● **WHAT YOU NEED TO DO**: Write out all the material exactly. Leave nothing out.

● **PROVIDED RECORDS**:
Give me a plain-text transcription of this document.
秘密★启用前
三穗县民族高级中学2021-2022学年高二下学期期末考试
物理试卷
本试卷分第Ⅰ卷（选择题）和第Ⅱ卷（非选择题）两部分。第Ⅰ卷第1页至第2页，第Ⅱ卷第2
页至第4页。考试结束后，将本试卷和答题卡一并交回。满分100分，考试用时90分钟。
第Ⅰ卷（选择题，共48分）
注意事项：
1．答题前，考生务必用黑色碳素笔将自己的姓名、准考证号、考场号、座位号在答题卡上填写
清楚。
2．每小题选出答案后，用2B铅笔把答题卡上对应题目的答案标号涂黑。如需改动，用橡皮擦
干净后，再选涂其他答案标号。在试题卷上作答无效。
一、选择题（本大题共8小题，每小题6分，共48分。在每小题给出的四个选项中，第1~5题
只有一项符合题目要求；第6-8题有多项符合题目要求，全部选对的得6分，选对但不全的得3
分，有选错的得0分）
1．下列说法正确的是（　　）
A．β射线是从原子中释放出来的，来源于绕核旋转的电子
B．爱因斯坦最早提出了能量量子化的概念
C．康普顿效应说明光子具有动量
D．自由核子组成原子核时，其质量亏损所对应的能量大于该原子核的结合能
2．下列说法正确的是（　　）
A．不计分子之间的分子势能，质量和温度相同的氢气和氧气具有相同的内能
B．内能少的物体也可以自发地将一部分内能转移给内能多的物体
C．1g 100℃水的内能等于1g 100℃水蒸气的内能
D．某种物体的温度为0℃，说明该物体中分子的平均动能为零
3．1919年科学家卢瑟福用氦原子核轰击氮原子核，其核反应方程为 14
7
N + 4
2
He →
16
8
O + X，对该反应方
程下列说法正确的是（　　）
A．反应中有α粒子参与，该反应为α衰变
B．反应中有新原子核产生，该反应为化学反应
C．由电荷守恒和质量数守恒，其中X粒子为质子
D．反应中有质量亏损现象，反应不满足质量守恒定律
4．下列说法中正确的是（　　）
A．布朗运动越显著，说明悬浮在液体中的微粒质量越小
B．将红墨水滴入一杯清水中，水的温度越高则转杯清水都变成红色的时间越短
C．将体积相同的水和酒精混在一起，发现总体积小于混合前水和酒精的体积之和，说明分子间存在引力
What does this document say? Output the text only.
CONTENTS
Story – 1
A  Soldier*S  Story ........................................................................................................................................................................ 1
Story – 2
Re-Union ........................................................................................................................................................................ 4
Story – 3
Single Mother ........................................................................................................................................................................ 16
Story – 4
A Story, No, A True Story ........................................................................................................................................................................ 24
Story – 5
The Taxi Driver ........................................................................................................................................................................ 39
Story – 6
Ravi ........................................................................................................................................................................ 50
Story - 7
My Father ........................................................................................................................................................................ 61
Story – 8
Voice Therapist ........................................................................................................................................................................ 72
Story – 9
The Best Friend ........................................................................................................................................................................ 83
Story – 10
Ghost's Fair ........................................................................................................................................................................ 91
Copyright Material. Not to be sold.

● **PROBLEM SOLUTION**:
Give me a plain-text transcription of this document.
秘密★启用前
三穗县民族高级中学2021-2022学年高二下学期期末考试
物理试卷
本试卷分第Ⅰ卷（选择题）和第Ⅱ卷（非选择题）两部分。第Ⅰ卷第1页至第2页，第Ⅱ卷第2
页至第4页。考试结束后，将本试卷和答题卡一并交回。满分100分，考试用时90分钟。
第Ⅰ卷（选择题，共48分）
注意事项：
1．答题前，考生务必用黑色碳素笔将自己的姓名、准考证号、考场号、座位号在答题卡上填写
清楚。
2．每小题选出答案后，用2B铅笔把答题卡上对应题目的答案标号涂黑。如需改动，用橡皮擦
干净后，再选涂其他答案标号。在试题卷上作答无效。
一、选择题（本大题共8小题，每小题6分，共48分。在每小题给出的四个选项中，第1~5题
只有一项符合题目要求；第6-8题有多项符合题目要求，全部选对的得6分，选对但不全的得3
分，有选错的得0分）
1．下列说法正确的是（　　）
A．β射线是从原子中释放出来的，来源于绕核旋转的电子
B．爱因斯坦最早提出了能量量子化的概念
C．康普顿效应说明光子具有动量
D．自由核子组成原子核时，其质量亏损所对应的能量大于该原子核的结合能
2．下列说法正确的是（　　）
A．不计分子之间的分子势能，质量和温度相同的氢气和氧气具有相同的内能
B．内能少的物体也可以自发地将一部分内能转移给内能多的物体
C．1g 100℃水的内能等于1g 100℃水蒸气的内能
D．某种物体的温度为0℃，说明该物体中分子的平均动能为零
3．1919年科学家卢瑟福用氦原子核轰击氮原子核，其核反应方程为 14
7
N + 4
2
He →
16
8
O + X，对该反应方
程下列说法正确的是（　　）
A．反应中有α粒子参与，该反应为α衰变
B．反应中有新原子核产生，该反应为化学反应
C．由电荷守恒和质量数守恒，其中X粒子为质子
D．反应中有质量亏损现象，反应不满足质量守恒定律
4．下列说法中正确的是（　　）
A．布朗运动越显著，说明悬浮在液体中的微粒质量越小
B．将红墨水滴入一杯清水中，水的温度越高则转杯清水都变成红色的时间越短
C．将体积相同的水和酒精混在一起，发现总体积小于混合前水和酒精的体积之和，说明分子间存在引力
What does this document say? Output the text only.
CONTENTS
Story – 1
A  Soldier*S  Story ........................................................................................................................................................................ 1
Story – 2
Re-Union ........................................................................................................................................................................ 4
Story – 3
Single Mother ........................................................................................................................................................................ 16
Story – 4
A Story, No, A True Story ........................................................................................................................................................................ 24
Story – 5
The Taxi Driver ........................................................................................................................................................................ 39
Story – 6
Ravi ........................................................................................................................................................................ 50
Story - 7
My Father ........................................................................................................................................................................ 61
Story – 8
Voice Therapist ........................................................................................................................................................................ 72
Story – 9
The Best Friend ........................................................................................................................................................................ 83
Story – 10
Ghost's Fair ........................................................................................................................................................................ 91
Copyright Material. Not to be sold.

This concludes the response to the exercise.